◆ EXERCISE INSTRUCTIONS: Go through the records and extract every line with the word "JSON".

◆ PROVIDED INFORMATION:

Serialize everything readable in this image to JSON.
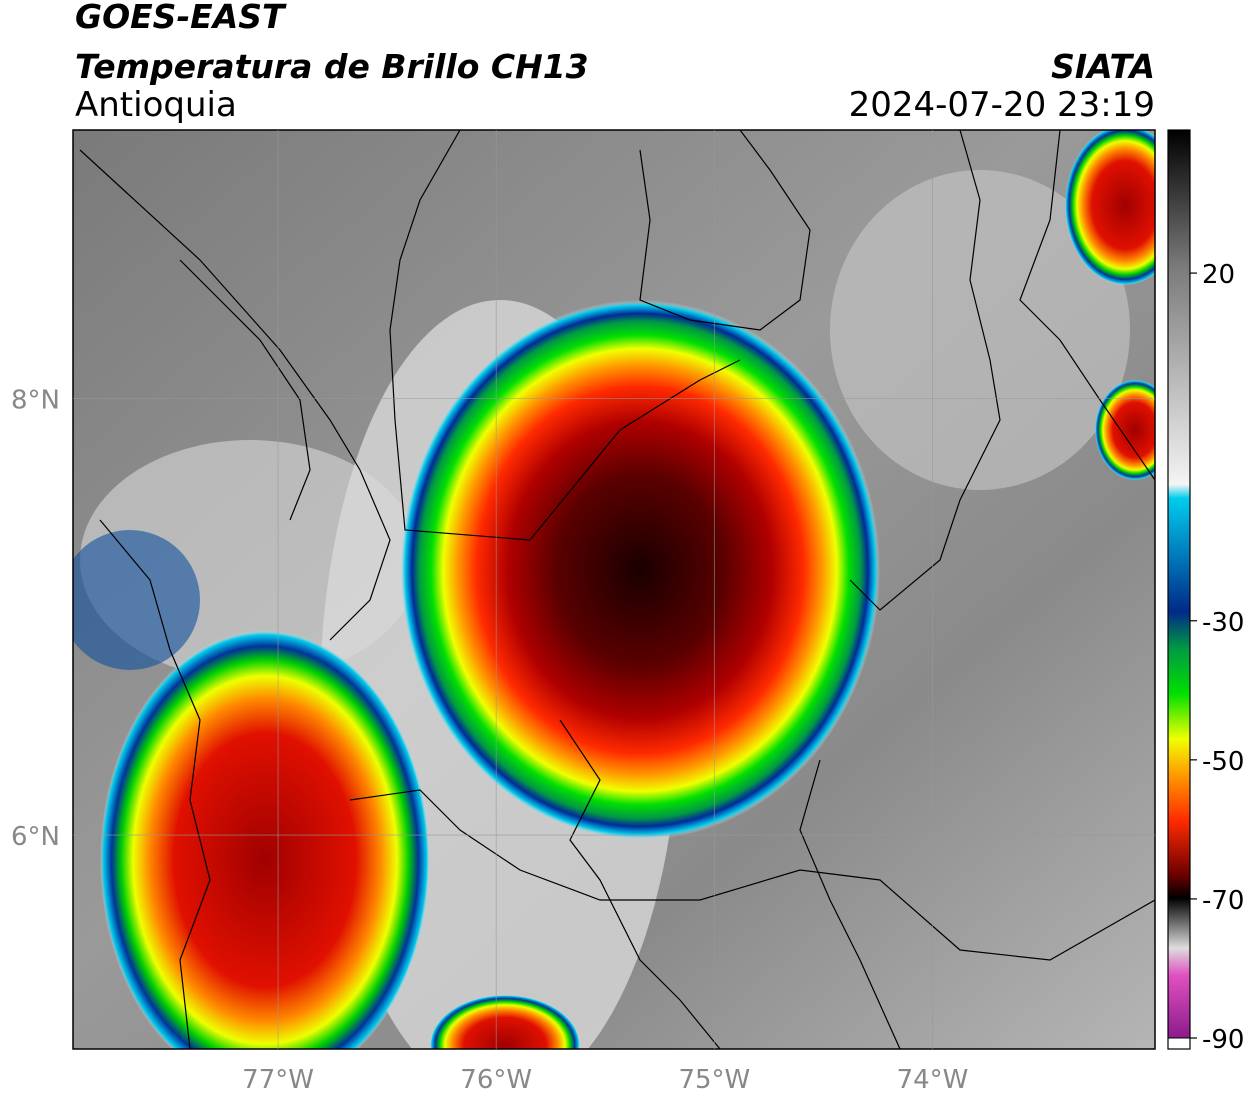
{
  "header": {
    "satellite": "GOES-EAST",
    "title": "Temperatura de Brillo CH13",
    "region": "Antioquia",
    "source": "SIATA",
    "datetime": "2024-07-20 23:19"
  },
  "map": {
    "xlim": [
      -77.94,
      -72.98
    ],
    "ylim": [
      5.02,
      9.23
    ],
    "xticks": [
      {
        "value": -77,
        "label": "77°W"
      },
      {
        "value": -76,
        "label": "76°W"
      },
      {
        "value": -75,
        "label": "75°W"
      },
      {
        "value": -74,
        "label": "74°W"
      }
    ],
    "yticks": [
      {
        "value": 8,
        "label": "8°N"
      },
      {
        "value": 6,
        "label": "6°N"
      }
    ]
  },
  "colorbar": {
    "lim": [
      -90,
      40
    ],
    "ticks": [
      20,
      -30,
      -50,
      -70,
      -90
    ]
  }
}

...

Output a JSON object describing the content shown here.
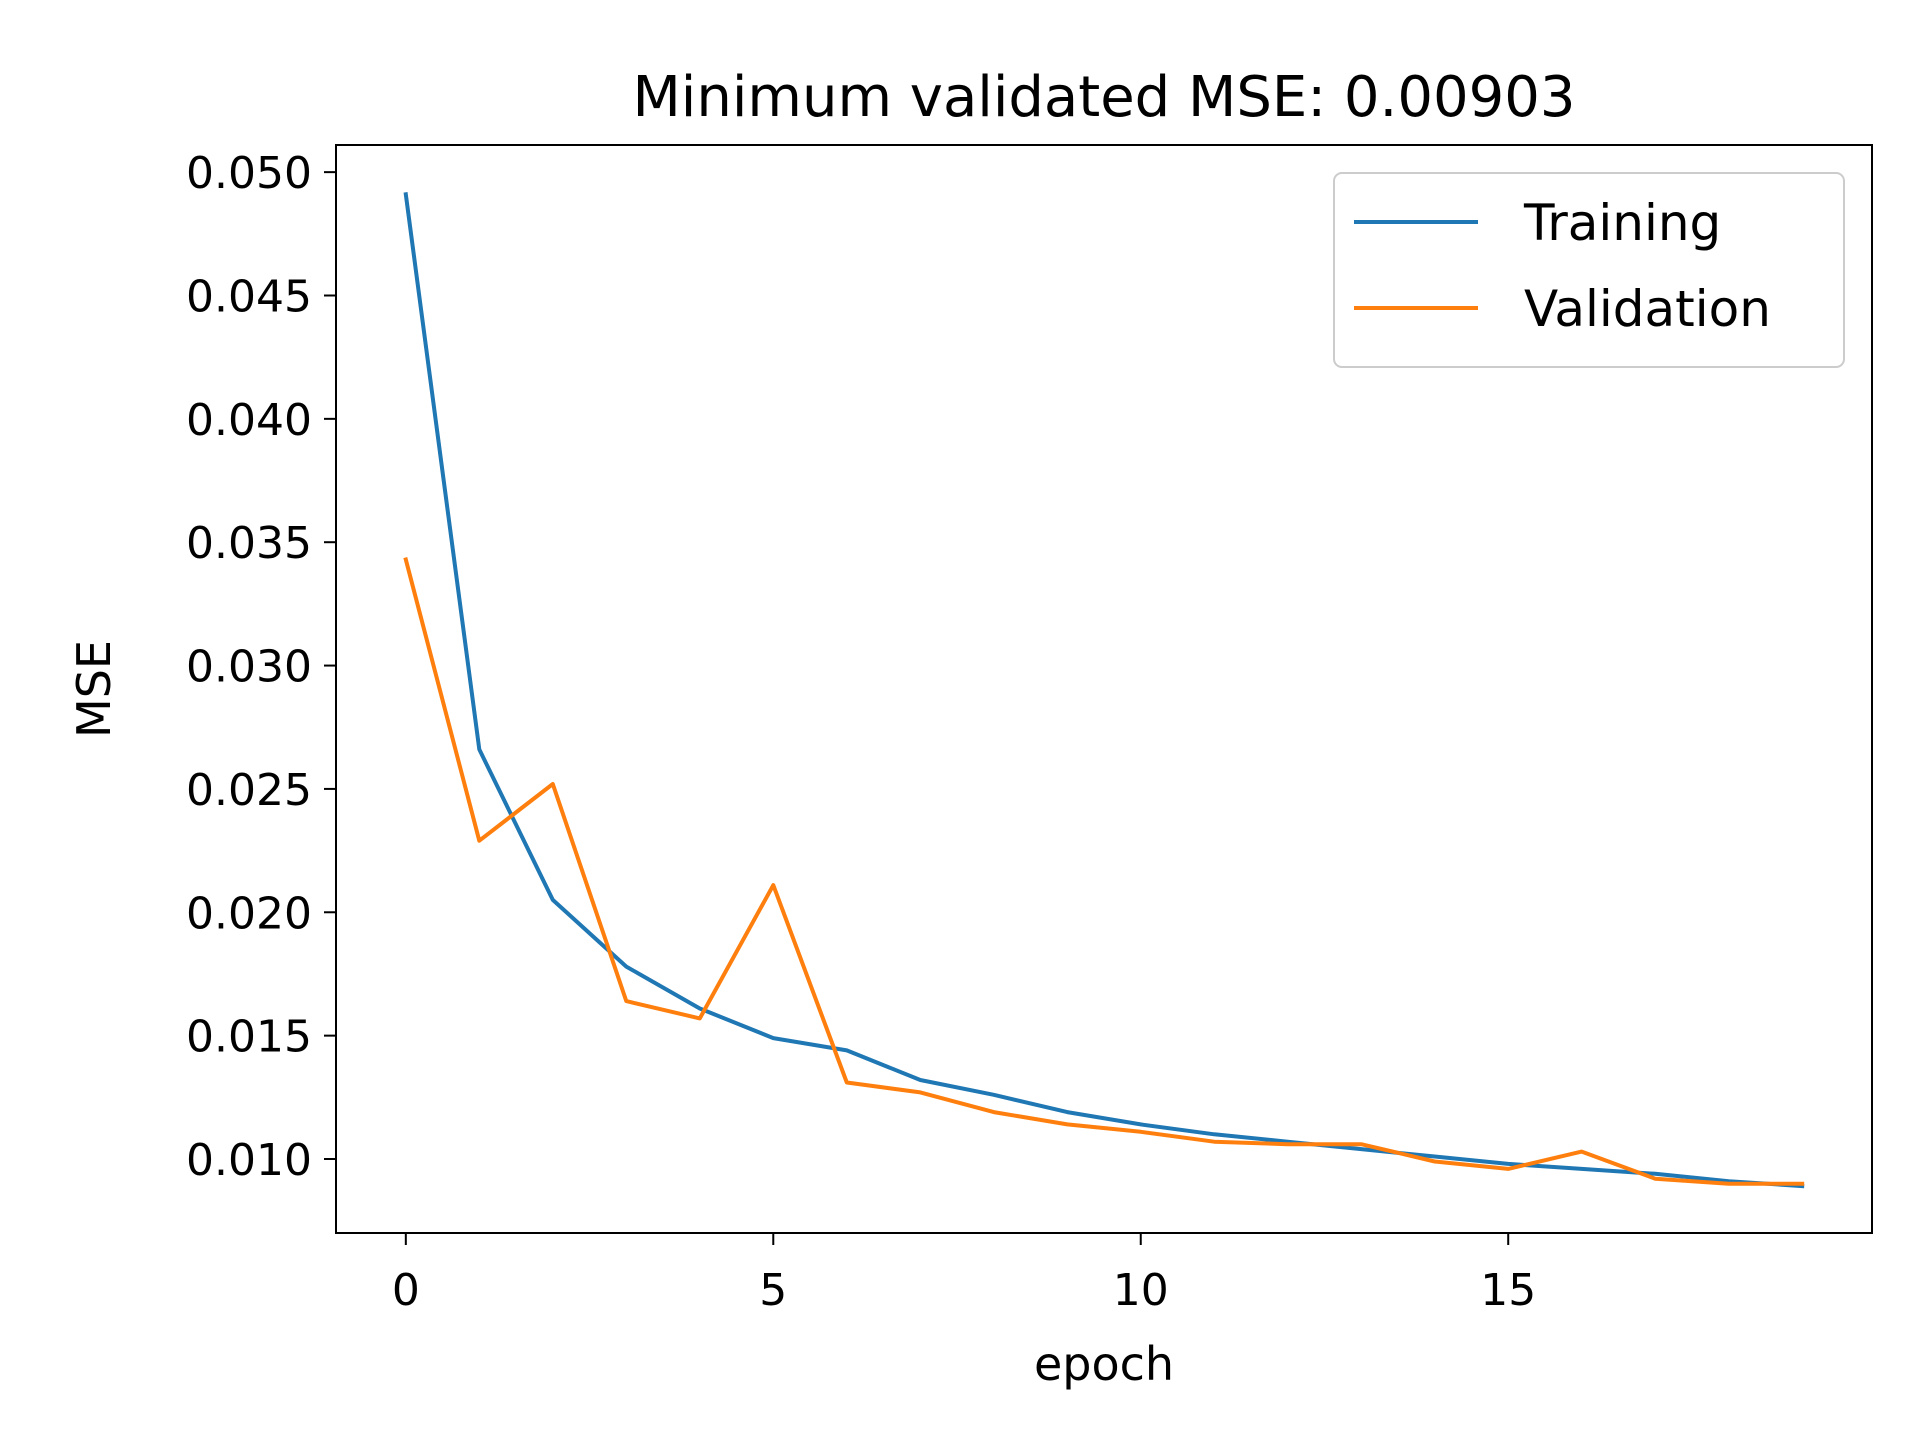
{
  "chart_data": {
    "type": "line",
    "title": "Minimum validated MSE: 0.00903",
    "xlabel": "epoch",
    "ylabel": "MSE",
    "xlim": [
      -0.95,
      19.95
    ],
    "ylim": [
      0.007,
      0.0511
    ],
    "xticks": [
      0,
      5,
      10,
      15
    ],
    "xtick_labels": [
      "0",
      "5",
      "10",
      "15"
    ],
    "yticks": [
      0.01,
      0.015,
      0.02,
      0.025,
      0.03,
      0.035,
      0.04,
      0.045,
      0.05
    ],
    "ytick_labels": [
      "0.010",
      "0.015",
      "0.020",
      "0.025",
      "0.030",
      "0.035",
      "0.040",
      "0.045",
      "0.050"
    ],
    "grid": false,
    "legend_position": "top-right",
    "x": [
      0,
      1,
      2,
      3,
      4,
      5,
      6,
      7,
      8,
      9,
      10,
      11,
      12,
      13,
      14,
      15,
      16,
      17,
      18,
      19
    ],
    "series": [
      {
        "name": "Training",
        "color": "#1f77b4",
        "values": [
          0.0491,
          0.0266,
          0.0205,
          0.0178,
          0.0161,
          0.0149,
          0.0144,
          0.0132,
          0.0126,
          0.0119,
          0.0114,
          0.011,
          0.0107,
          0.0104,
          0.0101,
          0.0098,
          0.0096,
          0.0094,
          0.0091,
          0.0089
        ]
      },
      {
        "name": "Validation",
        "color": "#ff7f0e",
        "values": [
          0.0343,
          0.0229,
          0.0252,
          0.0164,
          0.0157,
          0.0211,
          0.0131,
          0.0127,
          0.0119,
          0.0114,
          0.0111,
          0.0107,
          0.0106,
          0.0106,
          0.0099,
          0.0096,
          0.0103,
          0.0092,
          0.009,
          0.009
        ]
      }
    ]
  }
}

◆ PROBLEM SOLUTION:
Serialize everything readable in this image to JSON.
Output a JSON object describing the content shown here.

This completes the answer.